_Given problem 1_
List the benefits that the page on the GCC symbol visibility patch gives in answer to why the patch is so useful.
_Given problem 2_
Transcribe the passage of the page on the GCC symbol visibility patch starting at "Put simply, it" and ending at "Shared Object)".

_Passage provided_
● ● ● ● ● ● ●

|
It took me an
age to finally delve into GCC and make this patch despite having wanted to
do so for as long as I can remember - however trying to debug the TnFOX
Python bindings based on Boost.Python eventually drove me to despair. In
reality though, I couldn't have done it without Brian Ryner's patch
enabling class & struct symbol visibility declarations (PR
9283) and the new patch presented here could not have happened without
Brian's continued efforts which are documented at PR
15000. This patch was submitted for inclusion to GCC v4.0 on the 10th
May 2004 at http://gcc.gnu.org/ml/gcc-patches/2004-05/msg00571.html
(previous version is: http://gcc.gnu.org/ml/gcc-patches/2004-04/msg00362.html)
but I'll keep this page open until it makes it into a release version of
GCC.
Note: As of 25th
July 2004, this
patch is now part of GCC v4.0
Why is this patch so useful?
Put simply, it hides most of the ELF symbols which would have
previously (and unnecessarily) been public. This means:
- It very substantially improves load times of your DSO (Dynamic
Shared Object)
For example, the TnFOX Boost.Python bindings library now loads in
eight seconds rather than over six minutes!
- It lets the optimiser produce better code
PLT indirections (when a function call or variable access must be
looked up via the Global Offset Table such as in PIC code) can be
completely avoided, thus substantially avoiding pipeline stalls on
modern processors and thus much faster code. Furthermore when most of
the symbols are bound locally, they can be safely elided (removed)
completely through the entire DSO. This gives greater latitude
especially to the inliner which no longer needs to keep an entry point
around "just in case".
- It reduces the size of your DSO by 5-20%
ELF's exported symbol table format is quite a space hog, giving the
complete mangled symbol name which with heavy template usage can
average around 1000 bytes. C++ templates spew out a huge amount of
symbols and a typical C++ library can easily surpass 30,000 symbols
which is around 5-6Mb! Therefore if you cut out the 60-80% of
unnecessary symbols, your DSO can be megabytes smaller!
- Much lower chance of symbol collision
The old woe of two libraries internally using the same symbol for
different things is finally behind us with this patch. Hallelujah!
Although TnFOX's Python bindings are an extreme case, this patch
reduced the exported symbol table from > 200,000 symbols to less than
18,000. Some 21Mb was knocked off the binary size as well!
Some people may suggest that GNU linker version scripts can do just as
well. Perhaps for C programs this is true, but for C++ it cannot be true -
unless you labouriously specify each and every symbol to make public, you
must use wildcards which tend to let a lot of spurious symbols through. I
found I couldn't get my symbol table below ~40,000 using version scripts.
Furthermore, using linker version scripts doesn't permit GCC to better
optimise the code.
Windows compatibility
For anyone who has worked on any sizeable portable application on both
Windows and POSIX, you'll know the sense of frustration that non-Windows
builds of GCC don't offer an equivalent to __declspec(dllexport)

● ● ● ● ● ● ●

_Data records_
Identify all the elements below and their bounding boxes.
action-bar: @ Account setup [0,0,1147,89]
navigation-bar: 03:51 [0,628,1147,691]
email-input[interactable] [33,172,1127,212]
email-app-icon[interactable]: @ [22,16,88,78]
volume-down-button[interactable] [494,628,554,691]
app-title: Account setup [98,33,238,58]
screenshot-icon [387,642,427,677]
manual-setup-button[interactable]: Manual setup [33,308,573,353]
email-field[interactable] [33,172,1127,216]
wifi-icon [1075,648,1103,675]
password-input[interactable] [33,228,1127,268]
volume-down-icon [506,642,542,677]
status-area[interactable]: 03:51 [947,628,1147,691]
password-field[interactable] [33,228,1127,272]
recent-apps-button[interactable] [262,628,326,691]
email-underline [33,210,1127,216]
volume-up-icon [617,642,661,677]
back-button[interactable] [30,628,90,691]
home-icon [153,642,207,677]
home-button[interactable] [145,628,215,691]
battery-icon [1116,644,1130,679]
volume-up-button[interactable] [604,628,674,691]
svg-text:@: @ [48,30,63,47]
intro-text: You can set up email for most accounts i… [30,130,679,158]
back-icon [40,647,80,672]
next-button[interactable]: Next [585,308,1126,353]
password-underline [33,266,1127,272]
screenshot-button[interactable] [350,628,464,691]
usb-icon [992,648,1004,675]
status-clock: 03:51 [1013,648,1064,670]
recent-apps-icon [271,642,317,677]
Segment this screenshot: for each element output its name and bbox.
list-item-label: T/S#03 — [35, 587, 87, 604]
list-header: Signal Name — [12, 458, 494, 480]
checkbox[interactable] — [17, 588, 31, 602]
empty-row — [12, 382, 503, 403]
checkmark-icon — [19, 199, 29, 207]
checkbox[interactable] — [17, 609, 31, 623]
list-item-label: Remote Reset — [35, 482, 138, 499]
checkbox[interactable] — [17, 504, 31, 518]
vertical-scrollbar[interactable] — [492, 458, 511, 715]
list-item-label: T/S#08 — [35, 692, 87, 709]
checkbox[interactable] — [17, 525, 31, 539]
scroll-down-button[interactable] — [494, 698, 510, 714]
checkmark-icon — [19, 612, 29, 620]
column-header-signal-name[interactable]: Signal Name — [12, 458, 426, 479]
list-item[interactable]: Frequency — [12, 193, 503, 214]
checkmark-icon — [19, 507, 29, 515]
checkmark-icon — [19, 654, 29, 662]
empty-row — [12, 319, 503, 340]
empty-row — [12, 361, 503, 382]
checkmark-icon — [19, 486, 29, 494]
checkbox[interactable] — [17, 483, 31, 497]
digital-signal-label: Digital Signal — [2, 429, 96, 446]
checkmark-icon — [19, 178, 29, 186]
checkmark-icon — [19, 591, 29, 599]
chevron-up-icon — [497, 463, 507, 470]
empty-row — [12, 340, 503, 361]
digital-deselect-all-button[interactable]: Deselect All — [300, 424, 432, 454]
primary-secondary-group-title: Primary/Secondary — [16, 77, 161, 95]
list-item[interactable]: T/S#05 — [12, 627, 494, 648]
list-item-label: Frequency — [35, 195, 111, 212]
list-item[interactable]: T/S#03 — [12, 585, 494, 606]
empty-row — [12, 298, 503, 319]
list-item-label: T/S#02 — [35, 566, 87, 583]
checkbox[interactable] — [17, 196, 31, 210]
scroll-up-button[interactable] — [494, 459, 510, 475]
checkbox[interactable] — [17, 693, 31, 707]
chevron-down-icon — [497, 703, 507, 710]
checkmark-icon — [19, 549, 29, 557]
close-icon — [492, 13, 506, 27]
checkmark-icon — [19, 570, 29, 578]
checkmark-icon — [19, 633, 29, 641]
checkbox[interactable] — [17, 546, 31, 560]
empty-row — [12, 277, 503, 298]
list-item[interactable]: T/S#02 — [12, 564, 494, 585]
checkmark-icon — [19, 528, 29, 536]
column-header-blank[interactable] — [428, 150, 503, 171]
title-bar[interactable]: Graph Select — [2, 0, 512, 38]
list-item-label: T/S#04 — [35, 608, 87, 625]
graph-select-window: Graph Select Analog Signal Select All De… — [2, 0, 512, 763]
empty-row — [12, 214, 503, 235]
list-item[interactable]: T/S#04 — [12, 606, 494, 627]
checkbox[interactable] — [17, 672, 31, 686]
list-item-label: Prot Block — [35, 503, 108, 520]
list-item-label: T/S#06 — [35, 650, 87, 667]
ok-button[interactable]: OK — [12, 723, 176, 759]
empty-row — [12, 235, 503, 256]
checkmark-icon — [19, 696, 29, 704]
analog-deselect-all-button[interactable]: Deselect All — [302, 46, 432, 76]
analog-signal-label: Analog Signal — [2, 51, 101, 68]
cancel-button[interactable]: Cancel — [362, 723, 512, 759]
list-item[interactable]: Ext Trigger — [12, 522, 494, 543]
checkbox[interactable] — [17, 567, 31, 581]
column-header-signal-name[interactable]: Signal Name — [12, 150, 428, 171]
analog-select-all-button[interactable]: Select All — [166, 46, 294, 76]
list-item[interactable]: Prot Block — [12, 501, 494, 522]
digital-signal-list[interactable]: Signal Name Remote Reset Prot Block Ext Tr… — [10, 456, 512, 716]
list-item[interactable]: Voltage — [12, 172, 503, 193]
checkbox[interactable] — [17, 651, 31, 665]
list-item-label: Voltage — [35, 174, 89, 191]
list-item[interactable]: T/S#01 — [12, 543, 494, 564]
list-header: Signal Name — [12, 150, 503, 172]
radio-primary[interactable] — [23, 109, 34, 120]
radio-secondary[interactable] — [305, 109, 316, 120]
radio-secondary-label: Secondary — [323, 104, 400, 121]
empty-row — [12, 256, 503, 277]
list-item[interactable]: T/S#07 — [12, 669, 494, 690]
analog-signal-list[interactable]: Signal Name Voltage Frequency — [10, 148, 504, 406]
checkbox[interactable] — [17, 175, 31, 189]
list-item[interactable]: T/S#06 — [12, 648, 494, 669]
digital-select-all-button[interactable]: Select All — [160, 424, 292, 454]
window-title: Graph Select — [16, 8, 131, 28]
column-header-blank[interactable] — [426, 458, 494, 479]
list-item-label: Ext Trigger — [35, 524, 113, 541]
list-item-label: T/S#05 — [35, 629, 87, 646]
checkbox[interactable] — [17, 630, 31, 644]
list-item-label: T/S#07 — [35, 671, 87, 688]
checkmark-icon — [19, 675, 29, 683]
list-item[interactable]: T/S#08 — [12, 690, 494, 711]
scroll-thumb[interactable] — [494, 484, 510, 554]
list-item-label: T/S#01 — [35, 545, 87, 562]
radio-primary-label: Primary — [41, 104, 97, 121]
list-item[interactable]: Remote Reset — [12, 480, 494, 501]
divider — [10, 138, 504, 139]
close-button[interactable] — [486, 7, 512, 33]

● ● ● ● ● ● ●

_Reply 1_
- It very substantially improves load times of your DSO (Dynamic Shared Object).
- It lets the optimiser produce better code.
- It reduces the size of your DSO by 5-20%.
- There is a much lower chance of symbol collision.

_Reply 2_
Put simply, it hides most of the ELF symbols which would have
previously (and unnecessarily) been public. This means:
- It very substantially improves load times of your DSO (Dynamic
Shared Object)